[Start Record extracts]
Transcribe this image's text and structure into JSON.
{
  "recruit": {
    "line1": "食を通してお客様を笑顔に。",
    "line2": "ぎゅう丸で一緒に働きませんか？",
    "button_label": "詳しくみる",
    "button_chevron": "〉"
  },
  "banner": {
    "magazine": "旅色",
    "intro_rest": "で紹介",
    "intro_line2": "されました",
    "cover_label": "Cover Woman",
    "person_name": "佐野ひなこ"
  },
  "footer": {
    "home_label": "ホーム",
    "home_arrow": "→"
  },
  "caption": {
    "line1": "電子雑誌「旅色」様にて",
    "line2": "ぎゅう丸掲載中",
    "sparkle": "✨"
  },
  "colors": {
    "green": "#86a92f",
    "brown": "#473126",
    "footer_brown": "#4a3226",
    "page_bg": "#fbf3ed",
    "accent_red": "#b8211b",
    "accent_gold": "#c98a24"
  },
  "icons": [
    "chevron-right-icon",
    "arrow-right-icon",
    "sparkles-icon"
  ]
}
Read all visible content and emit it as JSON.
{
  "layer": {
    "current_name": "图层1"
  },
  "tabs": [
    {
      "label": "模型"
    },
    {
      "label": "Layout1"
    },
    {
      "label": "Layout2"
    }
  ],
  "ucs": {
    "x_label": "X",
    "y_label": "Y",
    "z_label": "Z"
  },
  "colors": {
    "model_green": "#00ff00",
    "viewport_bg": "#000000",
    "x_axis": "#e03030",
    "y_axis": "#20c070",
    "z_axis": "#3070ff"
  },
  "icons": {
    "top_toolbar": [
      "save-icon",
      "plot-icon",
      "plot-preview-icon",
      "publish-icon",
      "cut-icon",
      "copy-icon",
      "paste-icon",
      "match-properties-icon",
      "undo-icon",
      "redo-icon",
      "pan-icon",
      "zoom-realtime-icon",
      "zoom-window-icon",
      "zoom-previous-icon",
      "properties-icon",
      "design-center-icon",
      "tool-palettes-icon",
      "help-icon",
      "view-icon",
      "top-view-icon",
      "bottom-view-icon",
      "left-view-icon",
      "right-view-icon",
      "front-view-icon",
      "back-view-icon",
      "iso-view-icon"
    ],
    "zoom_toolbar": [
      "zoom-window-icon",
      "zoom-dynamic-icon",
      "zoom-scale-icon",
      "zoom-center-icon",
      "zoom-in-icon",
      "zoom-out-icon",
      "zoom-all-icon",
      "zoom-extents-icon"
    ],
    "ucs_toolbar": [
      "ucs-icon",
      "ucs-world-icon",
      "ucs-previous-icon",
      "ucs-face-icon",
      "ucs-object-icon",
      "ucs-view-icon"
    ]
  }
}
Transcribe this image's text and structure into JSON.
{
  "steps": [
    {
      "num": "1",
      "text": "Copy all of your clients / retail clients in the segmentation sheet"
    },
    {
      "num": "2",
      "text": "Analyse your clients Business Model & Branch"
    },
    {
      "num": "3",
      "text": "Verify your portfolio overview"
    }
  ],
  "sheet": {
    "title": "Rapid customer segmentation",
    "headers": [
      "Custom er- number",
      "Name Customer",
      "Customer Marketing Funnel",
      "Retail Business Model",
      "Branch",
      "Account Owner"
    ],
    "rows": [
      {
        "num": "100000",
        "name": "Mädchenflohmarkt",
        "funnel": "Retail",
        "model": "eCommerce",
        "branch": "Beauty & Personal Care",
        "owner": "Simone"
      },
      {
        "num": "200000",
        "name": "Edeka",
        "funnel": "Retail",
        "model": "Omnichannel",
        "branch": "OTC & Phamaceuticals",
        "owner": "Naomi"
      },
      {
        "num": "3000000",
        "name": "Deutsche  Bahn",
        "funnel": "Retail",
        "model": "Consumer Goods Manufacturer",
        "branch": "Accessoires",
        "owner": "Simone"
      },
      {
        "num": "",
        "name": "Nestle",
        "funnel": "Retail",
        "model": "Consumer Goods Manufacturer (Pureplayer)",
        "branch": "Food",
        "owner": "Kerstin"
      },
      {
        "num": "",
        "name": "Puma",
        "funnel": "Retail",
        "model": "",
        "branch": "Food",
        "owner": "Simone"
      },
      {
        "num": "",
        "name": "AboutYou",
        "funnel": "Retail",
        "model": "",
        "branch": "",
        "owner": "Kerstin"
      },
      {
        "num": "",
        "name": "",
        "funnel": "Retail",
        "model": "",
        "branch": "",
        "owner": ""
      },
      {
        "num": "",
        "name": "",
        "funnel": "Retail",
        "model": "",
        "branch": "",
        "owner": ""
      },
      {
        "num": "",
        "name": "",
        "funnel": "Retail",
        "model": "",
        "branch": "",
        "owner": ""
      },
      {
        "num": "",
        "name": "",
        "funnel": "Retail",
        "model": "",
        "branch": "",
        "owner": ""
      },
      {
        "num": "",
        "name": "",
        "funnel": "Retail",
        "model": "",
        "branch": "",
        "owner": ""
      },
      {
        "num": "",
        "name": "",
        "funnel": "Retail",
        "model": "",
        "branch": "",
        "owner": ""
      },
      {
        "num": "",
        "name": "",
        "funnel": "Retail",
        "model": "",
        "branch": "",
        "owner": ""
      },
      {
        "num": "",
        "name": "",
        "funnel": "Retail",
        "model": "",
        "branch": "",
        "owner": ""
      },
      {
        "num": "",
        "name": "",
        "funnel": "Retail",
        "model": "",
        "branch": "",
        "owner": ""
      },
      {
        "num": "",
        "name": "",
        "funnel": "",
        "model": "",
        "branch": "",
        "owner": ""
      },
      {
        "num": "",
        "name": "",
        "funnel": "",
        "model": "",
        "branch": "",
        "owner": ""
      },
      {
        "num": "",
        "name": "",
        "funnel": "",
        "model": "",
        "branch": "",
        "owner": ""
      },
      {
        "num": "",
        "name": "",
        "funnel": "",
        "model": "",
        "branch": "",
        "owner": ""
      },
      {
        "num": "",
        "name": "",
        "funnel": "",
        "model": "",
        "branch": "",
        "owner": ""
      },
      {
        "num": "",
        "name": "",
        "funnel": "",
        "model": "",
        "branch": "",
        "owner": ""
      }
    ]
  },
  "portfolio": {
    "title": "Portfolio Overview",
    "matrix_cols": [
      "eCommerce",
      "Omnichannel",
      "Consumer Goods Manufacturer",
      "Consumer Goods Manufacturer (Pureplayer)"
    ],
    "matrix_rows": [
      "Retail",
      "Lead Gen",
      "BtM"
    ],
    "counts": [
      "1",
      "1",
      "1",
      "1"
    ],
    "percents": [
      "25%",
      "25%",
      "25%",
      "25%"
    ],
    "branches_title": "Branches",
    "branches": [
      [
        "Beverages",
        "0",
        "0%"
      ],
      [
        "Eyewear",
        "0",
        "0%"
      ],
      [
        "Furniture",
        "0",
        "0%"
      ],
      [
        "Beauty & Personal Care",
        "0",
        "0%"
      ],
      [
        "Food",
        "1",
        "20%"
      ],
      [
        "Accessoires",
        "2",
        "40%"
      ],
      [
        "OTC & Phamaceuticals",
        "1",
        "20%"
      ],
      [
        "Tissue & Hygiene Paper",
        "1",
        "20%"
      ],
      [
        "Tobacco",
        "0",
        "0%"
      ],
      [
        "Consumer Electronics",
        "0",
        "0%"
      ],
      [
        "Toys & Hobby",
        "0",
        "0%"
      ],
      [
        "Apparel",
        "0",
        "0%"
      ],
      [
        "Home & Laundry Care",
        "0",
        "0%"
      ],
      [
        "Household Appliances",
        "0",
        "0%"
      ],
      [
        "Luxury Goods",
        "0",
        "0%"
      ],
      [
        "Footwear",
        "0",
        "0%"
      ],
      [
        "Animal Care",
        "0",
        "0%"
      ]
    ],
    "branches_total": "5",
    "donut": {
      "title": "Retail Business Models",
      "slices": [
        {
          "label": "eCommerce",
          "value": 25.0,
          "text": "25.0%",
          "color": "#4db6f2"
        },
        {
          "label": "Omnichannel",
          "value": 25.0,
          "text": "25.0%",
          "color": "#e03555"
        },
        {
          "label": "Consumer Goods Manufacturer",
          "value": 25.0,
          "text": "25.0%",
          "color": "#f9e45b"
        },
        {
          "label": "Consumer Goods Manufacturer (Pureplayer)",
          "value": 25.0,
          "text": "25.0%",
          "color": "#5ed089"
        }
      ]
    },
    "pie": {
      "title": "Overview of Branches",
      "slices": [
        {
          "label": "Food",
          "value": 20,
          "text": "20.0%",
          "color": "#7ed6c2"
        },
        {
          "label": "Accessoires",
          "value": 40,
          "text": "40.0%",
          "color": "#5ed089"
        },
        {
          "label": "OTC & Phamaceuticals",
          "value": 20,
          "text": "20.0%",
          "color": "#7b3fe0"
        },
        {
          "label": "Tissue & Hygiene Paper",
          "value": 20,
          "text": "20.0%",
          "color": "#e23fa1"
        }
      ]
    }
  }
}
[End Record extracts]
- Problem -
Go over the records above and tally the lines with the word "sheet" in them. Give the number alone.

- Expected answer -
2